# DIRECTIONS FOR THIS TASK
Restate the entries below word for word, omitting nothing.

# SOURCE DATA
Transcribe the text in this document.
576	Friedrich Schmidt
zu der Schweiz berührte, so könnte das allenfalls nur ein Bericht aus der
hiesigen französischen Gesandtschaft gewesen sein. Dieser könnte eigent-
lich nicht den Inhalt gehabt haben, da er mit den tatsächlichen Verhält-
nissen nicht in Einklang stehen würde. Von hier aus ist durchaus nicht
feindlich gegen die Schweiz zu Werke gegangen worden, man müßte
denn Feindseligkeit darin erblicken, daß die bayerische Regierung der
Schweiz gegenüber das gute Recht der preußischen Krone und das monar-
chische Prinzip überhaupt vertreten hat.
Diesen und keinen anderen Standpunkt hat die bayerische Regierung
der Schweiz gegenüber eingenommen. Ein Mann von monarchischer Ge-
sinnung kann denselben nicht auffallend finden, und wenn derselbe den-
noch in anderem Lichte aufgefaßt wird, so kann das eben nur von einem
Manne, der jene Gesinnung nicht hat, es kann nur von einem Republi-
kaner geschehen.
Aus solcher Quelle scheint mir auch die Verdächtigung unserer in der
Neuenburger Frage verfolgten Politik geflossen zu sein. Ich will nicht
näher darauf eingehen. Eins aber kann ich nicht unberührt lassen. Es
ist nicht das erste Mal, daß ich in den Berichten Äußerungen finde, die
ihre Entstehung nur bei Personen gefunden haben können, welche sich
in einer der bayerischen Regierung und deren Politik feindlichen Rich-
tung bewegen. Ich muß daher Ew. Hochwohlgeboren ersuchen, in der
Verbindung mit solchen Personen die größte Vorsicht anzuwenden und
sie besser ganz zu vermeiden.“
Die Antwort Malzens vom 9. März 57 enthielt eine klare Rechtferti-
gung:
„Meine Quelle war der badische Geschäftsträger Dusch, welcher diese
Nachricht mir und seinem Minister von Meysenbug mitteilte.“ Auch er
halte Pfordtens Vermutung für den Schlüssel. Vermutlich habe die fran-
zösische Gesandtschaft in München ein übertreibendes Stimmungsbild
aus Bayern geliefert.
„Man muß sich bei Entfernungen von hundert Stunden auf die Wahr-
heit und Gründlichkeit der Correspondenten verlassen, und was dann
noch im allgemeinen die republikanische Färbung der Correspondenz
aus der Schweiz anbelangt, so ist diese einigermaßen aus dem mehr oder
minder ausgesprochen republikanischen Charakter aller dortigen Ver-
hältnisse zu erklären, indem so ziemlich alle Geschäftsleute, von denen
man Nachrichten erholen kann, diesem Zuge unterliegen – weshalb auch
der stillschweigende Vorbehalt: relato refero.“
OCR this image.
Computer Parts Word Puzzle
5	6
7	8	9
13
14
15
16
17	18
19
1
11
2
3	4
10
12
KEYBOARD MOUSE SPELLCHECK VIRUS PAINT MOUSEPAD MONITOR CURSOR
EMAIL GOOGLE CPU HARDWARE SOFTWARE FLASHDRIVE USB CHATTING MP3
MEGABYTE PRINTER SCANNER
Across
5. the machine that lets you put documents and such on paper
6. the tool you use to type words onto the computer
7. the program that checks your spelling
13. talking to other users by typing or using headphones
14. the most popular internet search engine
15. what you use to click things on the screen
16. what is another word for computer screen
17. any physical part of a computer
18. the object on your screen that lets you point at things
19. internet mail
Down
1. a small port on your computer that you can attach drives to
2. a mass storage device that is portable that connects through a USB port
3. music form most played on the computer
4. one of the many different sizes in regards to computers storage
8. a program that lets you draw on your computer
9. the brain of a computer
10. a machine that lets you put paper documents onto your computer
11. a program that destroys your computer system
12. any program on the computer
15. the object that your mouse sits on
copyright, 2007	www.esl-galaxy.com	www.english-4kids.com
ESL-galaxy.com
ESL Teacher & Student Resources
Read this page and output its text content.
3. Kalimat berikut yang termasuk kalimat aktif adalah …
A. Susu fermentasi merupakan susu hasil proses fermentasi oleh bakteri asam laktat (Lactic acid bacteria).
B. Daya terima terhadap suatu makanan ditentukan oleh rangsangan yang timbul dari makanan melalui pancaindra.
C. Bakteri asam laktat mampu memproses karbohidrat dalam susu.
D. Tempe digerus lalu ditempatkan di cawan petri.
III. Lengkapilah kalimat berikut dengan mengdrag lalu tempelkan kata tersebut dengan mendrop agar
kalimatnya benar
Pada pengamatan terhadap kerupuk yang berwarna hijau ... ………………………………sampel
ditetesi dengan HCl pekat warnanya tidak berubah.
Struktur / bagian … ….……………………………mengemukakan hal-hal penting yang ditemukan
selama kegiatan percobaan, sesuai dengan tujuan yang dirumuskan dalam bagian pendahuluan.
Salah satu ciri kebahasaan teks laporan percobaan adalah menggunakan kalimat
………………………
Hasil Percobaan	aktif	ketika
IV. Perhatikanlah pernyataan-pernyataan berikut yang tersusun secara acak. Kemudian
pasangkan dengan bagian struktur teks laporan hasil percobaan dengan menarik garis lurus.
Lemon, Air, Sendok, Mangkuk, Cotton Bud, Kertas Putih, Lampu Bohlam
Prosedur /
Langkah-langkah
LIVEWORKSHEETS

# EXERCISE RESULT
Transcribe the text in this document.
576	Friedrich Schmidt
zu der Schweiz berührte, so könnte das allenfalls nur ein Bericht aus der
hiesigen französischen Gesandtschaft gewesen sein. Dieser könnte eigent-
lich nicht den Inhalt gehabt haben, da er mit den tatsächlichen Verhält-
nissen nicht in Einklang stehen würde. Von hier aus ist durchaus nicht
feindlich gegen die Schweiz zu Werke gegangen worden, man müßte
denn Feindseligkeit darin erblicken, daß die bayerische Regierung der
Schweiz gegenüber das gute Recht der preußischen Krone und das monar-
chische Prinzip überhaupt vertreten hat.
Diesen und keinen anderen Standpunkt hat die bayerische Regierung
der Schweiz gegenüber eingenommen. Ein Mann von monarchischer Ge-
sinnung kann denselben nicht auffallend finden, und wenn derselbe den-
noch in anderem Lichte aufgefaßt wird, so kann das eben nur von einem
Manne, der jene Gesinnung nicht hat, es kann nur von einem Republi-
kaner geschehen.
Aus solcher Quelle scheint mir auch die Verdächtigung unserer in der
Neuenburger Frage verfolgten Politik geflossen zu sein. Ich will nicht
näher darauf eingehen. Eins aber kann ich nicht unberührt lassen. Es
ist nicht das erste Mal, daß ich in den Berichten Äußerungen finde, die
ihre Entstehung nur bei Personen gefunden haben können, welche sich
in einer der bayerischen Regierung und deren Politik feindlichen Rich-
tung bewegen. Ich muß daher Ew. Hochwohlgeboren ersuchen, in der
Verbindung mit solchen Personen die größte Vorsicht anzuwenden und
sie besser ganz zu vermeiden.“
Die Antwort Malzens vom 9. März 57 enthielt eine klare Rechtferti-
gung:
„Meine Quelle war der badische Geschäftsträger Dusch, welcher diese
Nachricht mir und seinem Minister von Meysenbug mitteilte.“ Auch er
halte Pfordtens Vermutung für den Schlüssel. Vermutlich habe die fran-
zösische Gesandtschaft in München ein übertreibendes Stimmungsbild
aus Bayern geliefert.
„Man muß sich bei Entfernungen von hundert Stunden auf die Wahr-
heit und Gründlichkeit der Correspondenten verlassen, und was dann
noch im allgemeinen die republikanische Färbung der Correspondenz
aus der Schweiz anbelangt, so ist diese einigermaßen aus dem mehr oder
minder ausgesprochen republikanischen Charakter aller dortigen Ver-
hältnisse zu erklären, indem so ziemlich alle Geschäftsleute, von denen
man Nachrichten erholen kann, diesem Zuge unterliegen – weshalb auch
der stillschweigende Vorbehalt: relato refero.“
OCR this image.
Computer Parts Word Puzzle
5	6
7	8	9
13
14
15
16
17	18
19
1
11
2
3	4
10
12
KEYBOARD MOUSE SPELLCHECK VIRUS PAINT MOUSEPAD MONITOR CURSOR
EMAIL GOOGLE CPU HARDWARE SOFTWARE FLASHDRIVE USB CHATTING MP3
MEGABYTE PRINTER SCANNER
Across
5. the machine that lets you put documents and such on paper
6. the tool you use to type words onto the computer
7. the program that checks your spelling
13. talking to other users by typing or using headphones
14. the most popular internet search engine
15. what you use to click things on the screen
16. what is another word for computer screen
17. any physical part of a computer
18. the object on your screen that lets you point at things
19. internet mail
Down
1. a small port on your computer that you can attach drives to
2. a mass storage device that is portable that connects through a USB port
3. music form most played on the computer
4. one of the many different sizes in regards to computers storage
8. a program that lets you draw on your computer
9. the brain of a computer
10. a machine that lets you put paper documents onto your computer
11. a program that destroys your computer system
12. any program on the computer
15. the object that your mouse sits on
copyright, 2007	www.esl-galaxy.com	www.english-4kids.com
ESL-galaxy.com
ESL Teacher & Student Resources
Read this page and output its text content.
3. Kalimat berikut yang termasuk kalimat aktif adalah …
A. Susu fermentasi merupakan susu hasil proses fermentasi oleh bakteri asam laktat (Lactic acid bacteria).
B. Daya terima terhadap suatu makanan ditentukan oleh rangsangan yang timbul dari makanan melalui pancaindra.
C. Bakteri asam laktat mampu memproses karbohidrat dalam susu.
D. Tempe digerus lalu ditempatkan di cawan petri.
III. Lengkapilah kalimat berikut dengan mengdrag lalu tempelkan kata tersebut dengan mendrop agar
kalimatnya benar
Pada pengamatan terhadap kerupuk yang berwarna hijau ... ………………………………sampel
ditetesi dengan HCl pekat warnanya tidak berubah.
Struktur / bagian … ….……………………………mengemukakan hal-hal penting yang ditemukan
selama kegiatan percobaan, sesuai dengan tujuan yang dirumuskan dalam bagian pendahuluan.
Salah satu ciri kebahasaan teks laporan percobaan adalah menggunakan kalimat
………………………
Hasil Percobaan	aktif	ketika
IV. Perhatikanlah pernyataan-pernyataan berikut yang tersusun secara acak. Kemudian
pasangkan dengan bagian struktur teks laporan hasil percobaan dengan menarik garis lurus.
Lemon, Air, Sendok, Mangkuk, Cotton Bud, Kertas Putih, Lampu Bohlam
Prosedur /
Langkah-langkah
LIVEWORKSHEETS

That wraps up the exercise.